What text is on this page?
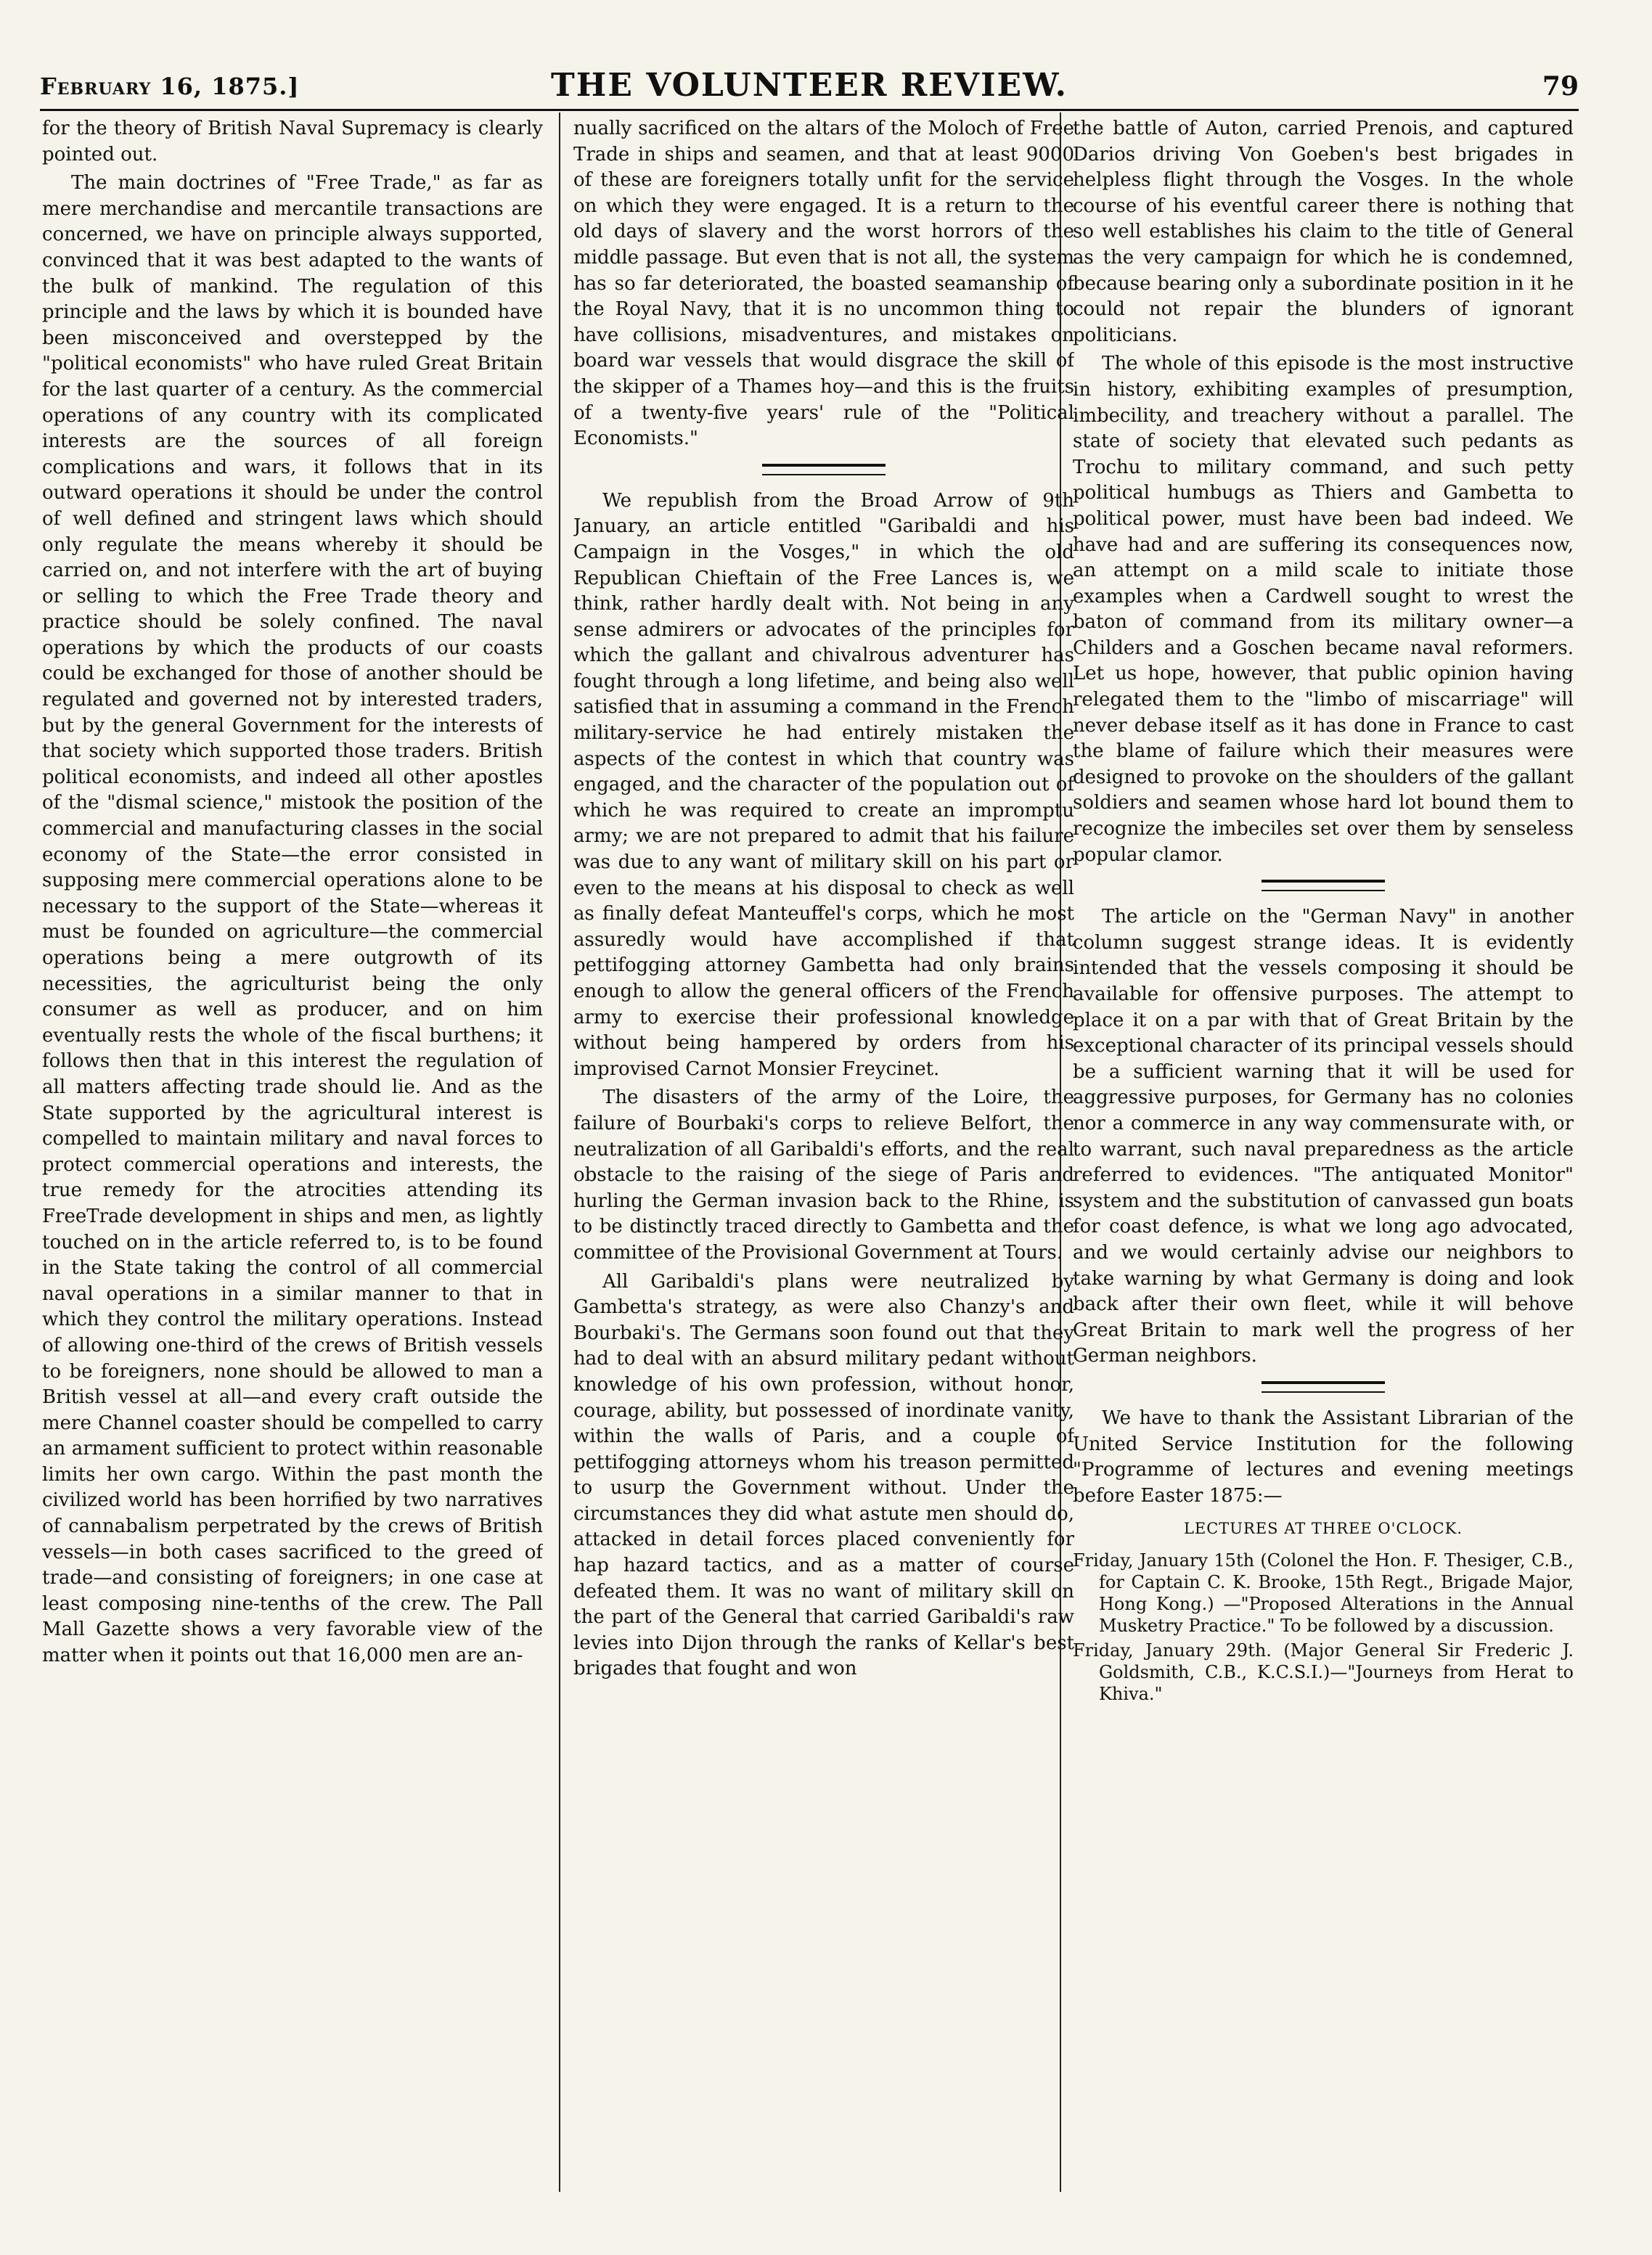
February 16, 1875.]	THE VOLUNTEER REVIEW.	79

for the theory of British Naval Supremacy is clearly pointed out.

The main doctrines of "Free Trade," as far as mere merchandise and mercantile transactions are concerned, we have on principle always supported, convinced that it was best adapted to the wants of the bulk of mankind. The regulation of this principle and the laws by which it is bounded have been misconceived and overstepped by the "political economists" who have ruled Great Britain for the last quarter of a century. As the commercial operations of any country with its complicated interests are the sources of all foreign complications and wars, it follows that in its outward operations it should be under the control of well defined and stringent laws which should only regulate the means whereby it should be carried on, and not interfere with the art of buying or selling to which the Free Trade theory and practice should be solely confined. The naval operations by which the products of our coasts could be exchanged for those of another should be regulated and governed not by interested traders, but by the general Government for the interests of that society which supported those traders. British political economists, and indeed all other apostles of the "dismal science," mistook the position of the commercial and manufacturing classes in the social economy of the State—the error consisted in supposing mere commercial operations alone to be necessary to the support of the State—whereas it must be founded on agriculture—the commercial operations being a mere outgrowth of its necessities, the agriculturist being the only consumer as well as producer, and on him eventually rests the whole of the fiscal burthens; it follows then that in this interest the regulation of all matters affecting trade should lie. And as the State supported by the agricultural interest is compelled to maintain military and naval forces to protect commercial operations and interests, the true remedy for the atrocities attending its FreeTrade development in ships and men, as lightly touched on in the article referred to, is to be found in the State taking the control of all commercial naval operations in a similar manner to that in which they control the military operations. Instead of allowing one-third of the crews of British vessels to be foreigners, none should be allowed to man a British vessel at all—and every craft outside the mere Channel coaster should be compelled to carry an armament sufficient to protect within reasonable limits her own cargo. Within the past month the civilized world has been horrified by two narratives of cannabalism perpetrated by the crews of British vessels—in both cases sacrificed to the greed of trade—and consisting of foreigners; in one case at least composing nine-tenths of the crew. The Pall Mall Gazette shows a very favorable view of the matter when it points out that 16,000 men are an-

nually sacrificed on the altars of the Moloch of Free Trade in ships and seamen, and that at least 9000 of these are foreigners totally unfit for the service on which they were engaged. It is a return to the old days of slavery and the worst horrors of the middle passage. But even that is not all, the system has so far deteriorated, the boasted seamanship of the Royal Navy, that it is no uncommon thing to have collisions, misadventures, and mistakes on board war vessels that would disgrace the skill of the skipper of a Thames hoy—and this is the fruits of a twenty-five years' rule of the "Political Economists."

We republish from the Broad Arrow of 9th January, an article entitled "Garibaldi and his Campaign in the Vosges," in which the old Republican Chieftain of the Free Lances is, we think, rather hardly dealt with. Not being in any sense admirers or advocates of the principles for which the gallant and chivalrous adventurer has fought through a long lifetime, and being also well satisfied that in assuming a command in the French military-service he had entirely mistaken the aspects of the contest in which that country was engaged, and the character of the population out of which he was required to create an impromptu army; we are not prepared to admit that his failure was due to any want of military skill on his part or even to the means at his disposal to check as well as finally defeat Manteuffel's corps, which he most assuredly would have accomplished if that pettifogging attorney Gambetta had only brains enough to allow the general officers of the French army to exercise their professional knowledge without being hampered by orders from his improvised Carnot Monsier Freycinet.

The disasters of the army of the Loire, the failure of Bourbaki's corps to relieve Belfort, the neutralization of all Garibaldi's efforts, and the real obstacle to the raising of the siege of Paris and hurling the German invasion back to the Rhine, is to be distinctly traced directly to Gambetta and the committee of the Provisional Government at Tours.

All Garibaldi's plans were neutralized by Gambetta's strategy, as were also Chanzy's and Bourbaki's. The Germans soon found out that they had to deal with an absurd military pedant without knowledge of his own profession, without honor, courage, ability, but possessed of inordinate vanity, within the walls of Paris, and a couple of pettifogging attorneys whom his treason permitted to usurp the Government without. Under the circumstances they did what astute men should do, attacked in detail forces placed conveniently for hap hazard tactics, and as a matter of course defeated them. It was no want of military skill on the part of the General that carried Garibaldi's raw levies into Dijon through the ranks of Kellar's best brigades that fought and won

the battle of Auton, carried Prenois, and captured Darios driving Von Goeben's best brigades in helpless flight through the Vosges. In the whole course of his eventful career there is nothing that so well establishes his claim to the title of General as the very campaign for which he is condemned, because bearing only a subordinate position in it he could not repair the blunders of ignorant politicians.

The whole of this episode is the most instructive in history, exhibiting examples of presumption, imbecility, and treachery without a parallel. The state of society that elevated such pedants as Trochu to military command, and such petty political humbugs as Thiers and Gambetta to political power, must have been bad indeed. We have had and are suffering its consequences now, an attempt on a mild scale to initiate those examples when a Cardwell sought to wrest the baton of command from its military owner—a Childers and a Goschen became naval reformers. Let us hope, however, that public opinion having relegated them to the "limbo of miscarriage" will never debase itself as it has done in France to cast the blame of failure which their measures were designed to provoke on the shoulders of the gallant soldiers and seamen whose hard lot bound them to recognize the imbeciles set over them by senseless popular clamor.

The article on the "German Navy" in another column suggest strange ideas. It is evidently intended that the vessels composing it should be available for offensive purposes. The attempt to place it on a par with that of Great Britain by the exceptional character of its principal vessels should be a sufficient warning that it will be used for aggressive purposes, for Germany has no colonies nor a commerce in any way commensurate with, or to warrant, such naval preparedness as the article referred to evidences. "The antiquated Monitor" system and the substitution of canvassed gun boats for coast defence, is what we long ago advocated, and we would certainly advise our neighbors to take warning by what Germany is doing and look back after their own fleet, while it will behove Great Britain to mark well the progress of her German neighbors.

We have to thank the Assistant Librarian of the United Service Institution for the following "Programme of lectures and evening meetings before Easter 1875:—

LECTURES AT THREE O'CLOCK.

Friday, January 15th (Colonel the Hon. F. Thesiger, C.B., for Captain C. K. Brooke, 15th Regt., Brigade Major, Hong Kong.) —"Proposed Alterations in the Annual Musketry Practice." To be followed by a discussion.

Friday, January 29th. (Major General Sir Frederic J. Goldsmith, C.B., K.C.S.I.)—"Journeys from Herat to Khiva."
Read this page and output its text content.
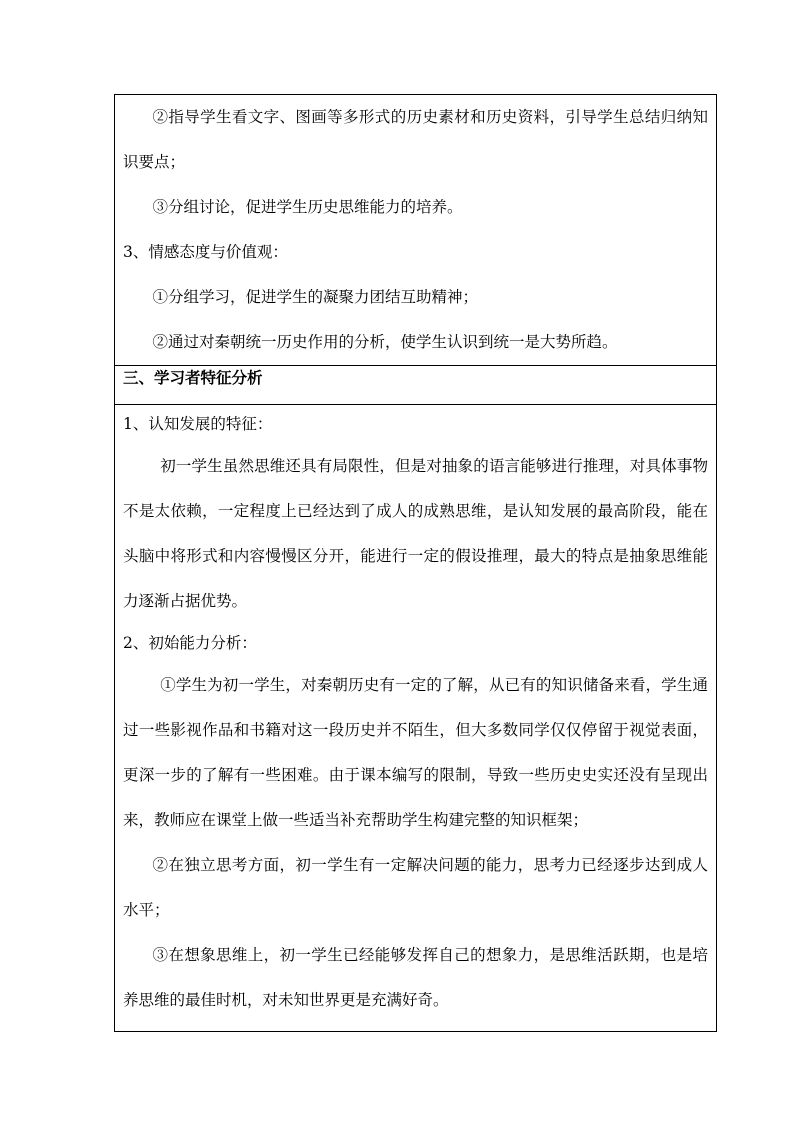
②指导学生看文字、图画等多形式的历史素材和历史资料，引导学生总结归纳知识要点；

③分组讨论，促进学生历史思维能力的培养。

3、情感态度与价值观：

①分组学习，促进学生的凝聚力团结互助精神；

②通过对秦朝统一历史作用的分析，使学生认识到统一是大势所趋。

三、学习者特征分析

1、认知发展的特征：

初一学生虽然思维还具有局限性，但是对抽象的语言能够进行推理，对具体事物不是太依赖，一定程度上已经达到了成人的成熟思维，是认知发展的最高阶段，能在头脑中将形式和内容慢慢区分开，能进行一定的假设推理，最大的特点是抽象思维能力逐渐占据优势。

2、初始能力分析：

①学生为初一学生，对秦朝历史有一定的了解，从已有的知识储备来看，学生通过一些影视作品和书籍对这一段历史并不陌生，但大多数同学仅仅停留于视觉表面，更深一步的了解有一些困难。由于课本编写的限制，导致一些历史史实还没有呈现出来，教师应在课堂上做一些适当补充帮助学生构建完整的知识框架；

②在独立思考方面，初一学生有一定解决问题的能力，思考力已经逐步达到成人水平；

③在想象思维上，初一学生已经能够发挥自己的想象力，是思维活跃期，也是培养思维的最佳时机，对未知世界更是充满好奇。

■ DIRECTION: Print, exactly and only, the lines running from the line with "Read this page and output its text content." through the last line of the data, including both. Skip any picture.

■ RESPONSE FOR THIS EXERCISE:
Read this page and output its text content.
②指导学生看文字、图画等多形式的历史素材和历史资料，引导学生总结归纳知识要点；

③分组讨论，促进学生历史思维能力的培养。

3、情感态度与价值观：

①分组学习，促进学生的凝聚力团结互助精神；

②通过对秦朝统一历史作用的分析，使学生认识到统一是大势所趋。

三、学习者特征分析

1、认知发展的特征：

初一学生虽然思维还具有局限性，但是对抽象的语言能够进行推理，对具体事物不是太依赖，一定程度上已经达到了成人的成熟思维，是认知发展的最高阶段，能在头脑中将形式和内容慢慢区分开，能进行一定的假设推理，最大的特点是抽象思维能力逐渐占据优势。

2、初始能力分析：

①学生为初一学生，对秦朝历史有一定的了解，从已有的知识储备来看，学生通过一些影视作品和书籍对这一段历史并不陌生，但大多数同学仅仅停留于视觉表面，更深一步的了解有一些困难。由于课本编写的限制，导致一些历史史实还没有呈现出来，教师应在课堂上做一些适当补充帮助学生构建完整的知识框架；

②在独立思考方面，初一学生有一定解决问题的能力，思考力已经逐步达到成人水平；

③在想象思维上，初一学生已经能够发挥自己的想象力，是思维活跃期，也是培养思维的最佳时机，对未知世界更是充满好奇。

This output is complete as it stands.